(begin)

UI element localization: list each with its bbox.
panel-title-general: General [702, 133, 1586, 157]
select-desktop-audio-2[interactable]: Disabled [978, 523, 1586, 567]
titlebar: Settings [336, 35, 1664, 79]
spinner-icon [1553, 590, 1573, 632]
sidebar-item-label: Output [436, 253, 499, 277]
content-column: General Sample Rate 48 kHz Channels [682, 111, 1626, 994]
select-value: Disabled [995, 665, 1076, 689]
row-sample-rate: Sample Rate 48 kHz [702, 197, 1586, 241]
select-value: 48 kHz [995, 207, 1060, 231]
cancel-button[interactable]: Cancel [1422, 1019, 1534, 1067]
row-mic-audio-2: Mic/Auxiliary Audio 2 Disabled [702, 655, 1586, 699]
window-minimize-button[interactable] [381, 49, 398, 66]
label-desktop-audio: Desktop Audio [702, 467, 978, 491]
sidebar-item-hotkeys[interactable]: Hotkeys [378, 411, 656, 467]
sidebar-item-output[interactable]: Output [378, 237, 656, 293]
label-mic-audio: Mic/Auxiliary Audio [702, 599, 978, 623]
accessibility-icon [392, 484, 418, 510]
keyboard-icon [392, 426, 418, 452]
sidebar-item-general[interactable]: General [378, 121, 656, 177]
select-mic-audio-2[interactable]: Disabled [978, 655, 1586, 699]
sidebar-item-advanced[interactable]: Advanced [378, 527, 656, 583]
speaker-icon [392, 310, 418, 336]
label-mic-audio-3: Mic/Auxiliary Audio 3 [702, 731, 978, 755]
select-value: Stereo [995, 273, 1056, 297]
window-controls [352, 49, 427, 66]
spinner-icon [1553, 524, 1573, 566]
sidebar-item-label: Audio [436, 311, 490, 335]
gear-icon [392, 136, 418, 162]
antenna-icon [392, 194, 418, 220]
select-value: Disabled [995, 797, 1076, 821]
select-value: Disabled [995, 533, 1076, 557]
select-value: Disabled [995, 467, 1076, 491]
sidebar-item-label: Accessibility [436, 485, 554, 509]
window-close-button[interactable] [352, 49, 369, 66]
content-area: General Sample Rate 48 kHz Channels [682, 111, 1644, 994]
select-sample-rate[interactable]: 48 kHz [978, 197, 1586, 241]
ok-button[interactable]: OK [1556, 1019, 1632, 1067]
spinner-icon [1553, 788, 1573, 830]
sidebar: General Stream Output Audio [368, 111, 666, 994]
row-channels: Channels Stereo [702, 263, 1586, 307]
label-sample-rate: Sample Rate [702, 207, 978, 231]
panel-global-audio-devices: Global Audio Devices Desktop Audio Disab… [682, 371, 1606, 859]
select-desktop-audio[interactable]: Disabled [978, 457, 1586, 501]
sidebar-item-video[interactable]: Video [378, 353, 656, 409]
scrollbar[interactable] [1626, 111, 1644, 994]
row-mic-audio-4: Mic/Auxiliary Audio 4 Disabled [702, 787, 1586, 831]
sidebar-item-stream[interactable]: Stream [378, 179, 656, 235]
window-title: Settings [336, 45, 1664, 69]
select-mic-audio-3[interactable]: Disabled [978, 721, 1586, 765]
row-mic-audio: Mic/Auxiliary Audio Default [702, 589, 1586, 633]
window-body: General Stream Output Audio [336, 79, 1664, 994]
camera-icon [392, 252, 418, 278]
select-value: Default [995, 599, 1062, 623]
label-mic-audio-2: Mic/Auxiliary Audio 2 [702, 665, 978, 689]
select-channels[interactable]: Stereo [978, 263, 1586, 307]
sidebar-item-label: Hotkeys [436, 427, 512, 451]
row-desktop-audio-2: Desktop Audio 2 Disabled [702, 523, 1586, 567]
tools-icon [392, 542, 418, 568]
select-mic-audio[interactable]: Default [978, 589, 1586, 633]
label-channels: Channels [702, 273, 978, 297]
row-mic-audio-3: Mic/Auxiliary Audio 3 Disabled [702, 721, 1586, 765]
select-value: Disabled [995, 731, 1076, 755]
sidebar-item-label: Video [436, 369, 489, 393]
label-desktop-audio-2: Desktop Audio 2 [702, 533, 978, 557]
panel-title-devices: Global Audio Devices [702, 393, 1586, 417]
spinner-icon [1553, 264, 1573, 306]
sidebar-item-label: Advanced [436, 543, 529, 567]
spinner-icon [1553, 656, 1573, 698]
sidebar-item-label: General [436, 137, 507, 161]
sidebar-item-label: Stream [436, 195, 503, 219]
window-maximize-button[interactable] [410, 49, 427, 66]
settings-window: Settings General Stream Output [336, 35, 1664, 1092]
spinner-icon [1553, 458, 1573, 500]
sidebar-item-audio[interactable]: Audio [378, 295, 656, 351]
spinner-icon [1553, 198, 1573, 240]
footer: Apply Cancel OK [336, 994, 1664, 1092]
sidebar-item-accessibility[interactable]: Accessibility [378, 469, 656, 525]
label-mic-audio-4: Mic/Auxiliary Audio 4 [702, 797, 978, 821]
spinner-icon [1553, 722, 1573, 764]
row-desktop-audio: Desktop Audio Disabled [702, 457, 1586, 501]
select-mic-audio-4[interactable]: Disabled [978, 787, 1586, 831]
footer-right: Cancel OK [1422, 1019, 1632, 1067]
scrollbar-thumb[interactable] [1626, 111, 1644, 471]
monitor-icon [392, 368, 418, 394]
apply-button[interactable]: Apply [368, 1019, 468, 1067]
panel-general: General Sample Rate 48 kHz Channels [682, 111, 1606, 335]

(end)

Required work
Format the records above as a JSON list of strings, with one string for each line and blank lines omitted.

The solution
[
  "UI element localization: list each with its bbox.",
  "panel-title-general: General [702, 133, 1586, 157]",
  "select-desktop-audio-2[interactable]: Disabled [978, 523, 1586, 567]",
  "titlebar: Settings [336, 35, 1664, 79]",
  "spinner-icon [1553, 590, 1573, 632]",
  "sidebar-item-label: Output [436, 253, 499, 277]",
  "content-column: General Sample Rate 48 kHz Channels [682, 111, 1626, 994]",
  "select-value: Disabled [995, 665, 1076, 689]",
  "row-sample-rate: Sample Rate 48 kHz [702, 197, 1586, 241]",
  "select-value: 48 kHz [995, 207, 1060, 231]",
  "cancel-button[interactable]: Cancel [1422, 1019, 1534, 1067]",
  "row-mic-audio-2: Mic/Auxiliary Audio 2 Disabled [702, 655, 1586, 699]",
  "window-minimize-button[interactable] [381, 49, 398, 66]",
  "label-desktop-audio: Desktop Audio [702, 467, 978, 491]",
  "sidebar-item-hotkeys[interactable]: Hotkeys [378, 411, 656, 467]",
  "sidebar-item-output[interactable]: Output [378, 237, 656, 293]",
  "label-mic-audio: Mic/Auxiliary Audio [702, 599, 978, 623]",
  "accessibility-icon [392, 484, 418, 510]",
  "keyboard-icon [392, 426, 418, 452]",
  "sidebar-item-general[interactable]: General [378, 121, 656, 177]",
  "select-mic-audio-2[interactable]: Disabled [978, 655, 1586, 699]",
  "sidebar-item-advanced[interactable]: Advanced [378, 527, 656, 583]",
  "speaker-icon [392, 310, 418, 336]",
  "label-mic-audio-3: Mic/Auxiliary Audio 3 [702, 731, 978, 755]",
  "select-value: Stereo [995, 273, 1056, 297]",
  "window-controls [352, 49, 427, 66]",
  "spinner-icon [1553, 524, 1573, 566]",
  "sidebar-item-label: Audio [436, 311, 490, 335]",
  "gear-icon [392, 136, 418, 162]",
  "antenna-icon [392, 194, 418, 220]",
  "select-value: Disabled [995, 797, 1076, 821]",
  "select-value: Disabled [995, 533, 1076, 557]",
  "select-value: Disabled [995, 467, 1076, 491]",
  "sidebar-item-label: Accessibility [436, 485, 554, 509]",
  "window-close-button[interactable] [352, 49, 369, 66]",
  "content-area: General Sample Rate 48 kHz Channels [682, 111, 1644, 994]",
  "select-sample-rate[interactable]: 48 kHz [978, 197, 1586, 241]",
  "ok-button[interactable]: OK [1556, 1019, 1632, 1067]",
  "spinner-icon [1553, 788, 1573, 830]",
  "sidebar: General Stream Output Audio [368, 111, 666, 994]",
  "row-channels: Channels Stereo [702, 263, 1586, 307]",
  "label-sample-rate: Sample Rate [702, 207, 978, 231]",
  "panel-global-audio-devices: Global Audio Devices Desktop Audio Disab… [682, 371, 1606, 859]",
  "select-desktop-audio[interactable]: Disabled [978, 457, 1586, 501]",
  "sidebar-item-video[interactable]: Video [378, 353, 656, 409]",
  "scrollbar[interactable] [1626, 111, 1644, 994]",
  "row-mic-audio-4: Mic/Auxiliary Audio 4 Disabled [702, 787, 1586, 831]",
  "sidebar-item-stream[interactable]: Stream [378, 179, 656, 235]",
  "window-title: Settings [336, 45, 1664, 69]",
  "select-mic-audio-3[interactable]: Disabled [978, 721, 1586, 765]",
  "row-mic-audio: Mic/Auxiliary Audio Default [702, 589, 1586, 633]",
  "window-body: General Stream Output Audio [336, 79, 1664, 994]",
  "camera-icon [392, 252, 418, 278]",
  "select-value: Default [995, 599, 1062, 623]",
  "label-mic-audio-2: Mic/Auxiliary Audio 2 [702, 665, 978, 689]",
  "select-channels[interactable]: Stereo [978, 263, 1586, 307]",
  "sidebar-item-label: Hotkeys [436, 427, 512, 451]",
  "row-desktop-audio-2: Desktop Audio 2 Disabled [702, 523, 1586, 567]",
  "tools-icon [392, 542, 418, 568]",
  "select-mic-audio[interactable]: Default [978, 589, 1586, 633]",
  "label-channels: Channels [702, 273, 978, 297]",
  "row-mic-audio-3: Mic/Auxiliary Audio 3 Disabled [702, 721, 1586, 765]",
  "select-value: Disabled [995, 731, 1076, 755]",
  "sidebar-item-label: Video [436, 369, 489, 393]",
  "label-desktop-audio-2: Desktop Audio 2 [702, 533, 978, 557]",
  "panel-title-devices: Global Audio Devices [702, 393, 1586, 417]",
  "spinner-icon [1553, 264, 1573, 306]",
  "sidebar-item-label: Advanced [436, 543, 529, 567]",
  "spinner-icon [1553, 656, 1573, 698]",
  "sidebar-item-label: General [436, 137, 507, 161]",
  "sidebar-item-label: Stream [436, 195, 503, 219]",
  "window-maximize-button[interactable] [410, 49, 427, 66]",
  "settings-window: Settings General Stream Output [336, 35, 1664, 1092]",
  "spinner-icon [1553, 458, 1573, 500]",
  "sidebar-item-audio[interactable]: Audio [378, 295, 656, 351]",
  "spinner-icon [1553, 198, 1573, 240]",
  "footer: Apply Cancel OK [336, 994, 1664, 1092]",
  "sidebar-item-accessibility[interactable]: Accessibility [378, 469, 656, 525]",
  "label-mic-audio-4: Mic/Auxiliary Audio 4 [702, 797, 978, 821]",
  "spinner-icon [1553, 722, 1573, 764]",
  "row-desktop-audio: Desktop Audio Disabled [702, 457, 1586, 501]",
  "select-mic-audio-4[interactable]: Disabled [978, 787, 1586, 831]",
  "footer-right: Cancel OK [1422, 1019, 1632, 1067]",
  "scrollbar-thumb[interactable] [1626, 111, 1644, 471]",
  "monitor-icon [392, 368, 418, 394]",
  "apply-button[interactable]: Apply [368, 1019, 468, 1067]",
  "panel-general: General Sample Rate 48 kHz Channels [682, 111, 1606, 335]"
]